**Exercise description**.
Copy out all of the material exactly.

**Records for the exercise**.
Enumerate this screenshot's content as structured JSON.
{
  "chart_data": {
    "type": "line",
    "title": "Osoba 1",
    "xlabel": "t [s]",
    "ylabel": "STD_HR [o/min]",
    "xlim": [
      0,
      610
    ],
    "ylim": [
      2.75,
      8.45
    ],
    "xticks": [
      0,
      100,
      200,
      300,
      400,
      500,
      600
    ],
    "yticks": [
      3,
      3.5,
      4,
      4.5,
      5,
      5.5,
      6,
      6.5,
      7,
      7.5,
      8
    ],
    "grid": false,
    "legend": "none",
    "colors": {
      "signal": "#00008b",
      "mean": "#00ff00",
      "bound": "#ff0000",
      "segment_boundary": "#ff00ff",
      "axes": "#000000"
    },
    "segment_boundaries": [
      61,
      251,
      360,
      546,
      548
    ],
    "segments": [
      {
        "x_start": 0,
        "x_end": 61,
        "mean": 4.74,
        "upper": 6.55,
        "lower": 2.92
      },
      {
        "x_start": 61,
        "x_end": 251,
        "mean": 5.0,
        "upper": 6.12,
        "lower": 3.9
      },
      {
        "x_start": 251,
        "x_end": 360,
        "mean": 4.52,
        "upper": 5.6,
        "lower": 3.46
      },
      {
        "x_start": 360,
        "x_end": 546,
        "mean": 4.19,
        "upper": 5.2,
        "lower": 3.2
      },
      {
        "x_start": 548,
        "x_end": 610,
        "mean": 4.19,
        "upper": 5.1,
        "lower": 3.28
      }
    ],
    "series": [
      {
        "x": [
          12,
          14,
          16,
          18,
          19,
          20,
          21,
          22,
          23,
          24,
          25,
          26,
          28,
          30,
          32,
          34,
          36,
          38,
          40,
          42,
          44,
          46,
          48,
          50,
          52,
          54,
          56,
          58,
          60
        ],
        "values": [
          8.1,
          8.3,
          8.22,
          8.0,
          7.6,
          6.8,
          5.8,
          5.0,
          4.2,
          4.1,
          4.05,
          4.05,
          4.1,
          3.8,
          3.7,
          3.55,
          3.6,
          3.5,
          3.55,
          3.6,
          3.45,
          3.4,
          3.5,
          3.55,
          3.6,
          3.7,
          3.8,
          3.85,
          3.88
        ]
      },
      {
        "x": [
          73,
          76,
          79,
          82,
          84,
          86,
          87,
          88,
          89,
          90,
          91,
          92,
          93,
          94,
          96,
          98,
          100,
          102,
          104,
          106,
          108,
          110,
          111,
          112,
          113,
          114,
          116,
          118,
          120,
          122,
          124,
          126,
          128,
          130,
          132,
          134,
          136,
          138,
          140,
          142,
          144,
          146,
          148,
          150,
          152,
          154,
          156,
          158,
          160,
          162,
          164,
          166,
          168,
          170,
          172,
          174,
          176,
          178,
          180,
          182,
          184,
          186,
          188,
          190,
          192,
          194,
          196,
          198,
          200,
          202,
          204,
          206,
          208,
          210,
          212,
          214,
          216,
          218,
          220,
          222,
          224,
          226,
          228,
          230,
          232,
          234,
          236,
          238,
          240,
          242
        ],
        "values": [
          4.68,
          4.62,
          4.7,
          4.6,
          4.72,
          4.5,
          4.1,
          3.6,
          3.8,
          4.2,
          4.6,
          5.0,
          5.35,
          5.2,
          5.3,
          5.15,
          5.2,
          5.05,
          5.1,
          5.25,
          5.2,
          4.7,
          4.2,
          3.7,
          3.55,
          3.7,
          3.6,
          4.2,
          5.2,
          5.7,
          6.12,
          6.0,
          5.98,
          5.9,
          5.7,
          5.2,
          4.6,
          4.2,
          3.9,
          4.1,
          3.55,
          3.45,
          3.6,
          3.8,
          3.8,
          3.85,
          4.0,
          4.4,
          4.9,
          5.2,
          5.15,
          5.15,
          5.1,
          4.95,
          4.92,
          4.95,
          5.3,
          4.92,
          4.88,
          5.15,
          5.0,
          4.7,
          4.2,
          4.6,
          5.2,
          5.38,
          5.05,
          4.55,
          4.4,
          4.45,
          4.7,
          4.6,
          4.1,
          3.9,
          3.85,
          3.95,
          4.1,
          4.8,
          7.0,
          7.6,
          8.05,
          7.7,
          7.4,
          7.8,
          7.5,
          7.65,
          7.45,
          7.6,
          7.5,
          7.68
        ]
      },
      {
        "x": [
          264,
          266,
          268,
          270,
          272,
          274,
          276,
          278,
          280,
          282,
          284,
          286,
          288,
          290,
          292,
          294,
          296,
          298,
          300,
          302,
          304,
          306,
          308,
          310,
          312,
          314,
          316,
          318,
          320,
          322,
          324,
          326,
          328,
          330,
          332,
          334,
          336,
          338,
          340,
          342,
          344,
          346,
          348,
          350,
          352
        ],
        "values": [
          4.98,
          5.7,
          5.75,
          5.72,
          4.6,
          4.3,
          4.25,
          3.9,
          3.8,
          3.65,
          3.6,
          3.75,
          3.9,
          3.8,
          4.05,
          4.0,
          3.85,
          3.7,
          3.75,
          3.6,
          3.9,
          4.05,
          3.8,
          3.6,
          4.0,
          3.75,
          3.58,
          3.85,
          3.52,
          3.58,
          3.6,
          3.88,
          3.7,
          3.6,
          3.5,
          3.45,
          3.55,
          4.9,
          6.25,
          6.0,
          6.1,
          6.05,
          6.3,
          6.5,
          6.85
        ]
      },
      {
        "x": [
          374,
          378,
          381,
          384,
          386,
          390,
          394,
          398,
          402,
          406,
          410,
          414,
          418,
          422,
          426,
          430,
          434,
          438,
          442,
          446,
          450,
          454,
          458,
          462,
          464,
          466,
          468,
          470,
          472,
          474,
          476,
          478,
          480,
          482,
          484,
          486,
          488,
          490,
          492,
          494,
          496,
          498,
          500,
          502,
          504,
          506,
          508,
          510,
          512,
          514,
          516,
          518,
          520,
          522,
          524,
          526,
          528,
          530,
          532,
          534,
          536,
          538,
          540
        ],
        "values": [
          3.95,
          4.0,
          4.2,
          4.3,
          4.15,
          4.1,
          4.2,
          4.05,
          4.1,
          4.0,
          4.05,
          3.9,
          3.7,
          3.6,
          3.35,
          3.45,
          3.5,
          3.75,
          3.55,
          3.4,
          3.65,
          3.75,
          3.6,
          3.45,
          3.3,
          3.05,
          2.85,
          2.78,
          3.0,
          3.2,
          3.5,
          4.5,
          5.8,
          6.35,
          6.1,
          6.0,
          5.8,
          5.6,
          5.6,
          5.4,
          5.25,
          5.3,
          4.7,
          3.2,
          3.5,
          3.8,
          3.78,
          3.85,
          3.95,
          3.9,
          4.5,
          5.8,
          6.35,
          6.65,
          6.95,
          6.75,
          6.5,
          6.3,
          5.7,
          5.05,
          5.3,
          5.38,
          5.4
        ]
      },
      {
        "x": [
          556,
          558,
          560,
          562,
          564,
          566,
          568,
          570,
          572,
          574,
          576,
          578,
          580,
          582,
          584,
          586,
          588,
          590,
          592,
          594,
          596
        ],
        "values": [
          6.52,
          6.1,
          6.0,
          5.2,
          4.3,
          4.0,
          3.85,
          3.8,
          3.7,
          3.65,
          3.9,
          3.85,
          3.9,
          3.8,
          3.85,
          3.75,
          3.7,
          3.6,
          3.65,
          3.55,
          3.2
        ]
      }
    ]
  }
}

**Result**.
Enumerate this screenshot's content as structured JSON.
{
  "chart_data": {
    "type": "line",
    "title": "Osoba 1",
    "xlabel": "t [s]",
    "ylabel": "STD_HR [o/min]",
    "xlim": [
      0,
      610
    ],
    "ylim": [
      2.75,
      8.45
    ],
    "xticks": [
      0,
      100,
      200,
      300,
      400,
      500,
      600
    ],
    "yticks": [
      3,
      3.5,
      4,
      4.5,
      5,
      5.5,
      6,
      6.5,
      7,
      7.5,
      8
    ],
    "grid": false,
    "legend": "none",
    "colors": {
      "signal": "#00008b",
      "mean": "#00ff00",
      "bound": "#ff0000",
      "segment_boundary": "#ff00ff",
      "axes": "#000000"
    },
    "segment_boundaries": [
      61,
      251,
      360,
      546,
      548
    ],
    "segments": [
      {
        "x_start": 0,
        "x_end": 61,
        "mean": 4.74,
        "upper": 6.55,
        "lower": 2.92
      },
      {
        "x_start": 61,
        "x_end": 251,
        "mean": 5.0,
        "upper": 6.12,
        "lower": 3.9
      },
      {
        "x_start": 251,
        "x_end": 360,
        "mean": 4.52,
        "upper": 5.6,
        "lower": 3.46
      },
      {
        "x_start": 360,
        "x_end": 546,
        "mean": 4.19,
        "upper": 5.2,
        "lower": 3.2
      },
      {
        "x_start": 548,
        "x_end": 610,
        "mean": 4.19,
        "upper": 5.1,
        "lower": 3.28
      }
    ],
    "series": [
      {
        "x": [
          12,
          14,
          16,
          18,
          19,
          20,
          21,
          22,
          23,
          24,
          25,
          26,
          28,
          30,
          32,
          34,
          36,
          38,
          40,
          42,
          44,
          46,
          48,
          50,
          52,
          54,
          56,
          58,
          60
        ],
        "values": [
          8.1,
          8.3,
          8.22,
          8.0,
          7.6,
          6.8,
          5.8,
          5.0,
          4.2,
          4.1,
          4.05,
          4.05,
          4.1,
          3.8,
          3.7,
          3.55,
          3.6,
          3.5,
          3.55,
          3.6,
          3.45,
          3.4,
          3.5,
          3.55,
          3.6,
          3.7,
          3.8,
          3.85,
          3.88
        ]
      },
      {
        "x": [
          73,
          76,
          79,
          82,
          84,
          86,
          87,
          88,
          89,
          90,
          91,
          92,
          93,
          94,
          96,
          98,
          100,
          102,
          104,
          106,
          108,
          110,
          111,
          112,
          113,
          114,
          116,
          118,
          120,
          122,
          124,
          126,
          128,
          130,
          132,
          134,
          136,
          138,
          140,
          142,
          144,
          146,
          148,
          150,
          152,
          154,
          156,
          158,
          160,
          162,
          164,
          166,
          168,
          170,
          172,
          174,
          176,
          178,
          180,
          182,
          184,
          186,
          188,
          190,
          192,
          194,
          196,
          198,
          200,
          202,
          204,
          206,
          208,
          210,
          212,
          214,
          216,
          218,
          220,
          222,
          224,
          226,
          228,
          230,
          232,
          234,
          236,
          238,
          240,
          242
        ],
        "values": [
          4.68,
          4.62,
          4.7,
          4.6,
          4.72,
          4.5,
          4.1,
          3.6,
          3.8,
          4.2,
          4.6,
          5.0,
          5.35,
          5.2,
          5.3,
          5.15,
          5.2,
          5.05,
          5.1,
          5.25,
          5.2,
          4.7,
          4.2,
          3.7,
          3.55,
          3.7,
          3.6,
          4.2,
          5.2,
          5.7,
          6.12,
          6.0,
          5.98,
          5.9,
          5.7,
          5.2,
          4.6,
          4.2,
          3.9,
          4.1,
          3.55,
          3.45,
          3.6,
          3.8,
          3.8,
          3.85,
          4.0,
          4.4,
          4.9,
          5.2,
          5.15,
          5.15,
          5.1,
          4.95,
          4.92,
          4.95,
          5.3,
          4.92,
          4.88,
          5.15,
          5.0,
          4.7,
          4.2,
          4.6,
          5.2,
          5.38,
          5.05,
          4.55,
          4.4,
          4.45,
          4.7,
          4.6,
          4.1,
          3.9,
          3.85,
          3.95,
          4.1,
          4.8,
          7.0,
          7.6,
          8.05,
          7.7,
          7.4,
          7.8,
          7.5,
          7.65,
          7.45,
          7.6,
          7.5,
          7.68
        ]
      },
      {
        "x": [
          264,
          266,
          268,
          270,
          272,
          274,
          276,
          278,
          280,
          282,
          284,
          286,
          288,
          290,
          292,
          294,
          296,
          298,
          300,
          302,
          304,
          306,
          308,
          310,
          312,
          314,
          316,
          318,
          320,
          322,
          324,
          326,
          328,
          330,
          332,
          334,
          336,
          338,
          340,
          342,
          344,
          346,
          348,
          350,
          352
        ],
        "values": [
          4.98,
          5.7,
          5.75,
          5.72,
          4.6,
          4.3,
          4.25,
          3.9,
          3.8,
          3.65,
          3.6,
          3.75,
          3.9,
          3.8,
          4.05,
          4.0,
          3.85,
          3.7,
          3.75,
          3.6,
          3.9,
          4.05,
          3.8,
          3.6,
          4.0,
          3.75,
          3.58,
          3.85,
          3.52,
          3.58,
          3.6,
          3.88,
          3.7,
          3.6,
          3.5,
          3.45,
          3.55,
          4.9,
          6.25,
          6.0,
          6.1,
          6.05,
          6.3,
          6.5,
          6.85
        ]
      },
      {
        "x": [
          374,
          378,
          381,
          384,
          386,
          390,
          394,
          398,
          402,
          406,
          410,
          414,
          418,
          422,
          426,
          430,
          434,
          438,
          442,
          446,
          450,
          454,
          458,
          462,
          464,
          466,
          468,
          470,
          472,
          474,
          476,
          478,
          480,
          482,
          484,
          486,
          488,
          490,
          492,
          494,
          496,
          498,
          500,
          502,
          504,
          506,
          508,
          510,
          512,
          514,
          516,
          518,
          520,
          522,
          524,
          526,
          528,
          530,
          532,
          534,
          536,
          538,
          540
        ],
        "values": [
          3.95,
          4.0,
          4.2,
          4.3,
          4.15,
          4.1,
          4.2,
          4.05,
          4.1,
          4.0,
          4.05,
          3.9,
          3.7,
          3.6,
          3.35,
          3.45,
          3.5,
          3.75,
          3.55,
          3.4,
          3.65,
          3.75,
          3.6,
          3.45,
          3.3,
          3.05,
          2.85,
          2.78,
          3.0,
          3.2,
          3.5,
          4.5,
          5.8,
          6.35,
          6.1,
          6.0,
          5.8,
          5.6,
          5.6,
          5.4,
          5.25,
          5.3,
          4.7,
          3.2,
          3.5,
          3.8,
          3.78,
          3.85,
          3.95,
          3.9,
          4.5,
          5.8,
          6.35,
          6.65,
          6.95,
          6.75,
          6.5,
          6.3,
          5.7,
          5.05,
          5.3,
          5.38,
          5.4
        ]
      },
      {
        "x": [
          556,
          558,
          560,
          562,
          564,
          566,
          568,
          570,
          572,
          574,
          576,
          578,
          580,
          582,
          584,
          586,
          588,
          590,
          592,
          594,
          596
        ],
        "values": [
          6.52,
          6.1,
          6.0,
          5.2,
          4.3,
          4.0,
          3.85,
          3.8,
          3.7,
          3.65,
          3.9,
          3.85,
          3.9,
          3.8,
          3.85,
          3.75,
          3.7,
          3.6,
          3.65,
          3.55,
          3.2
        ]
      }
    ]
  }
}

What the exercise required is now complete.